• **Written exercise**: Convert every line of the records below into a JSON list of strings, one string per line, skipping blank lines. Omit the pictures from the list.

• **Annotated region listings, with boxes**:
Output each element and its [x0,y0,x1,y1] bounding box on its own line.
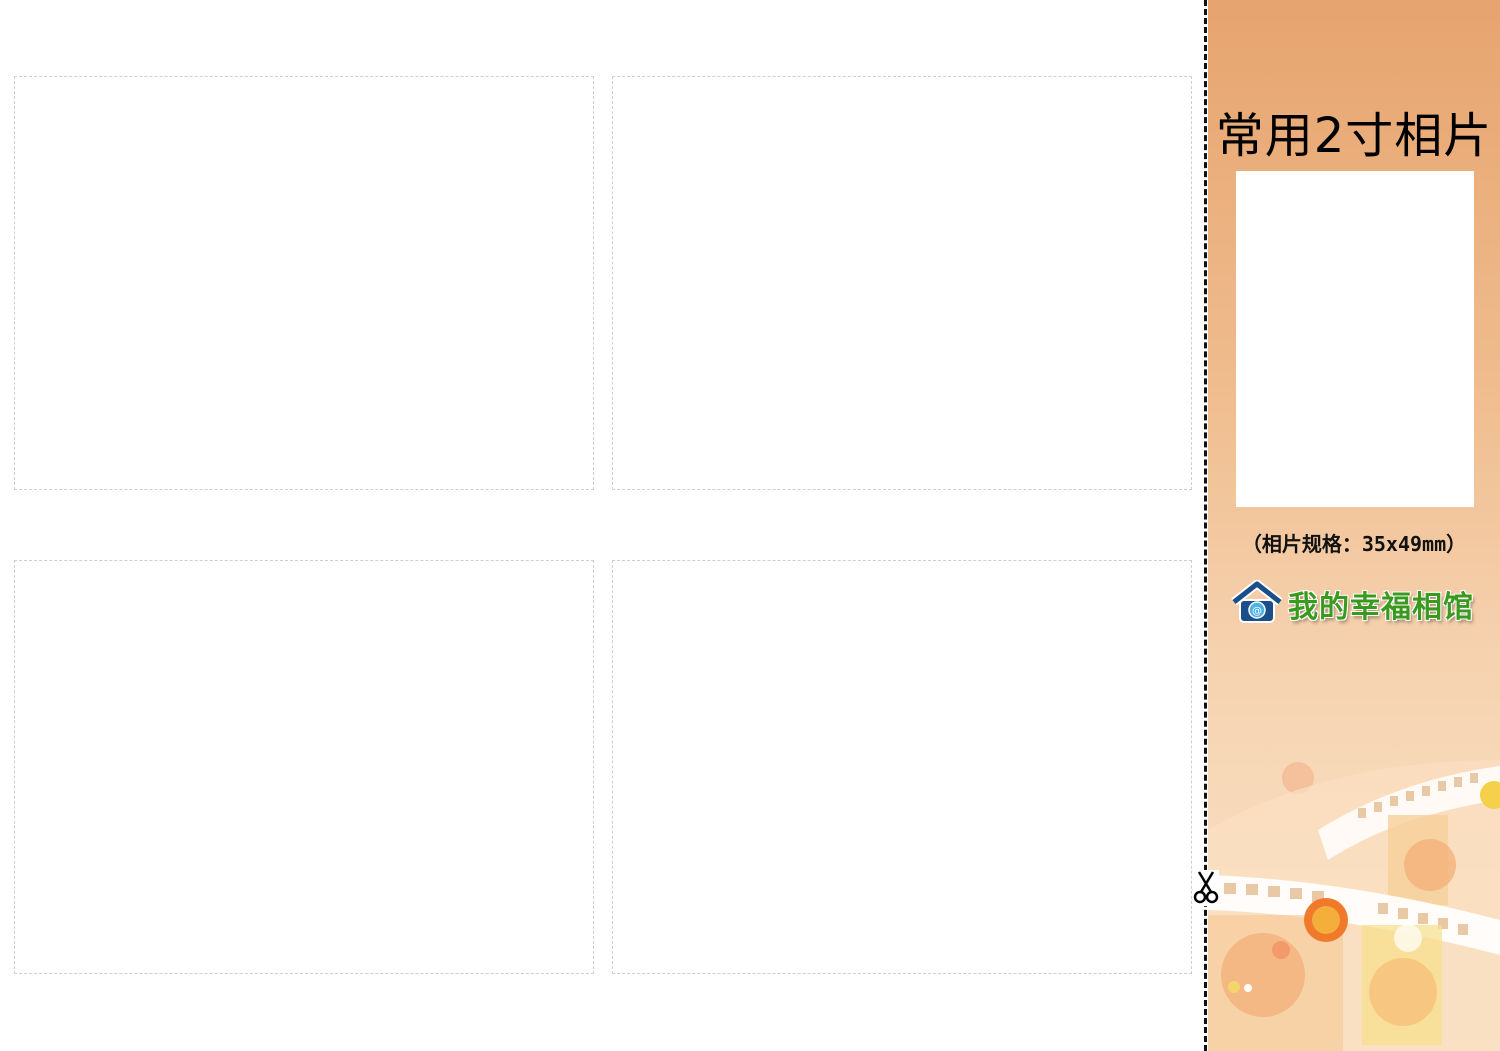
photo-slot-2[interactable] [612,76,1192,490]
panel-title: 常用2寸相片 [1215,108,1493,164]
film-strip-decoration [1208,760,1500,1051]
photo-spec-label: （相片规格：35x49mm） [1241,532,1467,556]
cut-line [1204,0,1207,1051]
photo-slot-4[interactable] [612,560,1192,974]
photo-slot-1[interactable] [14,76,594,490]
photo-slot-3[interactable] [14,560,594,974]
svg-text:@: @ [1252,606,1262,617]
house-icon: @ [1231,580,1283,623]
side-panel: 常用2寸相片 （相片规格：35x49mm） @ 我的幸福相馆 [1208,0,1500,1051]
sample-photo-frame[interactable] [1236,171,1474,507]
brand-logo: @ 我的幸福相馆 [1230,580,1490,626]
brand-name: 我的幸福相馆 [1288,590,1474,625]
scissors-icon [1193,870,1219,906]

• **Complete response**:
[
  "Output each element and its [x0,y0,x1,y1] bounding box on its own line.",
  "photo-slot-2[interactable] [612,76,1192,490]",
  "panel-title: 常用2寸相片 [1215,108,1493,164]",
  "film-strip-decoration [1208,760,1500,1051]",
  "photo-spec-label: （相片规格：35x49mm） [1241,532,1467,556]",
  "cut-line [1204,0,1207,1051]",
  "photo-slot-4[interactable] [612,560,1192,974]",
  "photo-slot-1[interactable] [14,76,594,490]",
  "photo-slot-3[interactable] [14,560,594,974]",
  "svg-text:@: @ [1252,606,1262,617]",
  "house-icon: @ [1231,580,1283,623]",
  "side-panel: 常用2寸相片 （相片规格：35x49mm） @ 我的幸福相馆 [1208,0,1500,1051]",
  "sample-photo-frame[interactable] [1236,171,1474,507]",
  "brand-logo: @ 我的幸福相馆 [1230,580,1490,626]",
  "brand-name: 我的幸福相馆 [1288,590,1474,625]",
  "scissors-icon [1193,870,1219,906]"
]